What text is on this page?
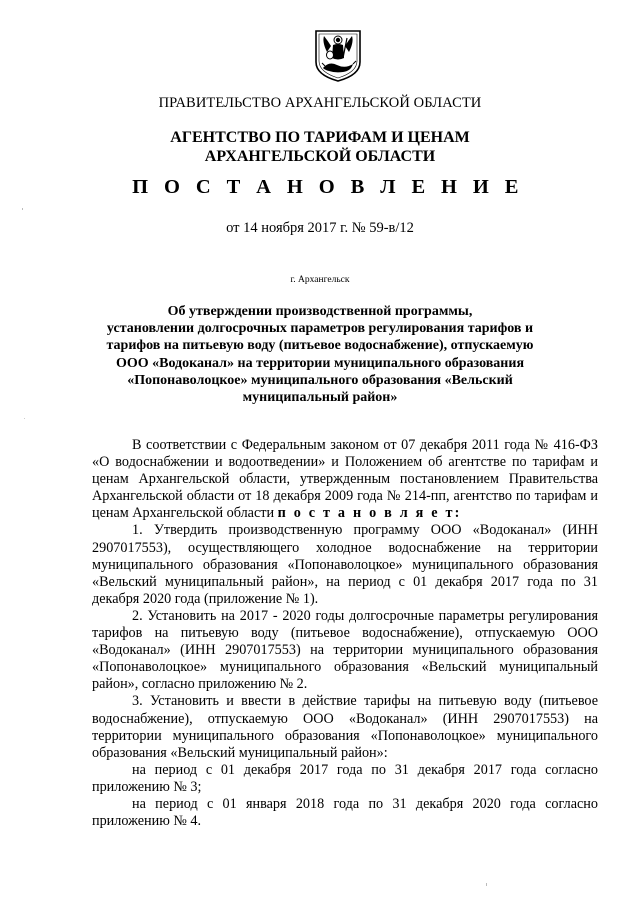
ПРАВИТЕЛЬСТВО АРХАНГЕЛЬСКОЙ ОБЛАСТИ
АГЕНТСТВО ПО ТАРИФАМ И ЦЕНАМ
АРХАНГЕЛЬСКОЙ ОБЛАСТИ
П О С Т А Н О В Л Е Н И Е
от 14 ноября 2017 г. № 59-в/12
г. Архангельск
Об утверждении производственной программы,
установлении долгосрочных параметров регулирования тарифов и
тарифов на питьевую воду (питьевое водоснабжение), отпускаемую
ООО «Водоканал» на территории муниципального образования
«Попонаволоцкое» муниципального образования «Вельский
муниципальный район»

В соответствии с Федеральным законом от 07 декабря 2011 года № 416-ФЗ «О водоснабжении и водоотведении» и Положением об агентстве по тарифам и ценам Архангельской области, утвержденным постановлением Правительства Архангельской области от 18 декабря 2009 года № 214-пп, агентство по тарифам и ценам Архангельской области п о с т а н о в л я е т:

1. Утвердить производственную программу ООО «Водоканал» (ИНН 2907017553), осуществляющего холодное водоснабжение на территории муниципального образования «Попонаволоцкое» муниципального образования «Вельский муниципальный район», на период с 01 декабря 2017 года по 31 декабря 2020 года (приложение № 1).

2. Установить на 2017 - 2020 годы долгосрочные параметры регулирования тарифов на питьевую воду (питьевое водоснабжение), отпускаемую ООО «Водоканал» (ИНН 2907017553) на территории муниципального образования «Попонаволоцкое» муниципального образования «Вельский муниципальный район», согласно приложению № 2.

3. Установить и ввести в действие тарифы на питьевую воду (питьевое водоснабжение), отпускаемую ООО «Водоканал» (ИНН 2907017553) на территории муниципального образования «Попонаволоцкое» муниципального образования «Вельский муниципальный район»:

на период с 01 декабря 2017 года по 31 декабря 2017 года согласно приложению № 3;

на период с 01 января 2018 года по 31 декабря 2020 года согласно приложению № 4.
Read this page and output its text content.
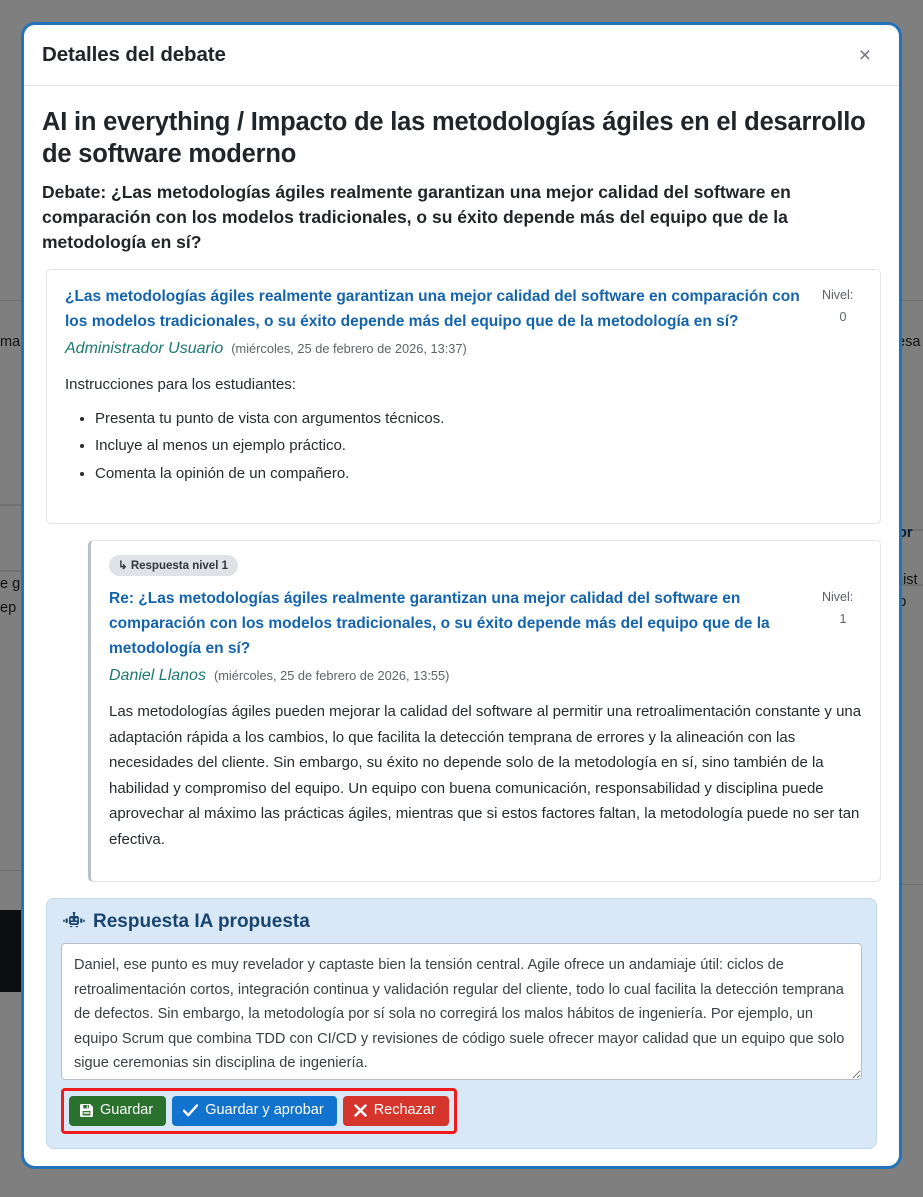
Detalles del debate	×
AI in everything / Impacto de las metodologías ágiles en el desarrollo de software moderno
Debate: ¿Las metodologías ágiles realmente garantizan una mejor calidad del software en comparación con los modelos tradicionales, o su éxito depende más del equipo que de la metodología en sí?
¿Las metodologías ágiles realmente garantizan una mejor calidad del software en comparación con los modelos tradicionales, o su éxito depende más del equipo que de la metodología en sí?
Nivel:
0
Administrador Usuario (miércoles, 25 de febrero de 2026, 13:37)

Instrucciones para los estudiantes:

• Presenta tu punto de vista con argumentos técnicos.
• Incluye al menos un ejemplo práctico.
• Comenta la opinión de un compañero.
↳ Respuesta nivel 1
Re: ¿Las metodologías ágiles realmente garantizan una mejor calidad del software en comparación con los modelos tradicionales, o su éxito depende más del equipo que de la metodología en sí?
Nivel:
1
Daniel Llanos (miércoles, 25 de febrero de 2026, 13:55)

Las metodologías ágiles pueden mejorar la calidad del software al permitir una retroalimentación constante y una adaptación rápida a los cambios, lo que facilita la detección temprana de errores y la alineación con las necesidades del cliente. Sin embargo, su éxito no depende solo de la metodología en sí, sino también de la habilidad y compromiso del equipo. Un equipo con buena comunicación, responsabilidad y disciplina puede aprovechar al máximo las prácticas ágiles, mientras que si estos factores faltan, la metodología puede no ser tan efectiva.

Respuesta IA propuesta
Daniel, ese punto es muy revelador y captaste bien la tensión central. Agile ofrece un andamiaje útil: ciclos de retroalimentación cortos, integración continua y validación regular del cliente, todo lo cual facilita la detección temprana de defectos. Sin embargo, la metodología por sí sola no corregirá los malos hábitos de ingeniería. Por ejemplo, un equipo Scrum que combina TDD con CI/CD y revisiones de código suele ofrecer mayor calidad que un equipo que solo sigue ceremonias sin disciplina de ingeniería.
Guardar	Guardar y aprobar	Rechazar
────────────────────────────────────────
Give the data again exactly as written, with all pictures left out.

▶ _Output of the exercise_
What text is on this page?
ПРАВИТЕЛЬСТВО АРХАНГЕЛЬСКОЙ ОБЛАСТИ
АГЕНТСТВО ПО ТАРИФАМ И ЦЕНАМ
АРХАНГЕЛЬСКОЙ ОБЛАСТИ
П О С Т А Н О В Л Е Н И Е
от 14 ноября 2017 г. № 59-в/12
г. Архангельск
Об утверждении производственной программы,
установлении долгосрочных параметров регулирования тарифов и
тарифов на питьевую воду (питьевое водоснабжение), отпускаемую
ООО «Водоканал» на территории муниципального образования
«Попонаволоцкое» муниципального образования «Вельский
муниципальный район»

В соответствии с Федеральным законом от 07 декабря 2011 года № 416-ФЗ «О водоснабжении и водоотведении» и Положением об агентстве по тарифам и ценам Архангельской области, утвержденным постановлением Правительства Архангельской области от 18 декабря 2009 года № 214-пп, агентство по тарифам и ценам Архангельской области п о с т а н о в л я е т:

1. Утвердить производственную программу ООО «Водоканал» (ИНН 2907017553), осуществляющего холодное водоснабжение на территории муниципального образования «Попонаволоцкое» муниципального образования «Вельский муниципальный район», на период с 01 декабря 2017 года по 31 декабря 2020 года (приложение № 1).

2. Установить на 2017 - 2020 годы долгосрочные параметры регулирования тарифов на питьевую воду (питьевое водоснабжение), отпускаемую ООО «Водоканал» (ИНН 2907017553) на территории муниципального образования «Попонаволоцкое» муниципального образования «Вельский муниципальный район», согласно приложению № 2.

3. Установить и ввести в действие тарифы на питьевую воду (питьевое водоснабжение), отпускаемую ООО «Водоканал» (ИНН 2907017553) на территории муниципального образования «Попонаволоцкое» муниципального образования «Вельский муниципальный район»:

на период с 01 декабря 2017 года по 31 декабря 2017 года согласно приложению № 3;

на период с 01 января 2018 года по 31 декабря 2020 года согласно приложению № 4.
Read this page and output its text content.
Detalles del debate	×
AI in everything / Impacto de las metodologías ágiles en el desarrollo de software moderno
Debate: ¿Las metodologías ágiles realmente garantizan una mejor calidad del software en comparación con los modelos tradicionales, o su éxito depende más del equipo que de la metodología en sí?
¿Las metodologías ágiles realmente garantizan una mejor calidad del software en comparación con los modelos tradicionales, o su éxito depende más del equipo que de la metodología en sí?
Nivel:
0
Administrador Usuario (miércoles, 25 de febrero de 2026, 13:37)

Instrucciones para los estudiantes:

• Presenta tu punto de vista con argumentos técnicos.
• Incluye al menos un ejemplo práctico.
• Comenta la opinión de un compañero.
↳ Respuesta nivel 1
Re: ¿Las metodologías ágiles realmente garantizan una mejor calidad del software en comparación con los modelos tradicionales, o su éxito depende más del equipo que de la metodología en sí?
Nivel:
1
Daniel Llanos (miércoles, 25 de febrero de 2026, 13:55)

Las metodologías ágiles pueden mejorar la calidad del software al permitir una retroalimentación constante y una adaptación rápida a los cambios, lo que facilita la detección temprana de errores y la alineación con las necesidades del cliente. Sin embargo, su éxito no depende solo de la metodología en sí, sino también de la habilidad y compromiso del equipo. Un equipo con buena comunicación, responsabilidad y disciplina puede aprovechar al máximo las prácticas ágiles, mientras que si estos factores faltan, la metodología puede no ser tan efectiva.

Respuesta IA propuesta
Daniel, ese punto es muy revelador y captaste bien la tensión central. Agile ofrece un andamiaje útil: ciclos de retroalimentación cortos, integración continua y validación regular del cliente, todo lo cual facilita la detección temprana de defectos. Sin embargo, la metodología por sí sola no corregirá los malos hábitos de ingeniería. Por ejemplo, un equipo Scrum que combina TDD con CI/CD y revisiones de código suele ofrecer mayor calidad que un equipo que solo sigue ceremonias sin disciplina de ingeniería.
Guardar	Guardar y aprobar	Rechazar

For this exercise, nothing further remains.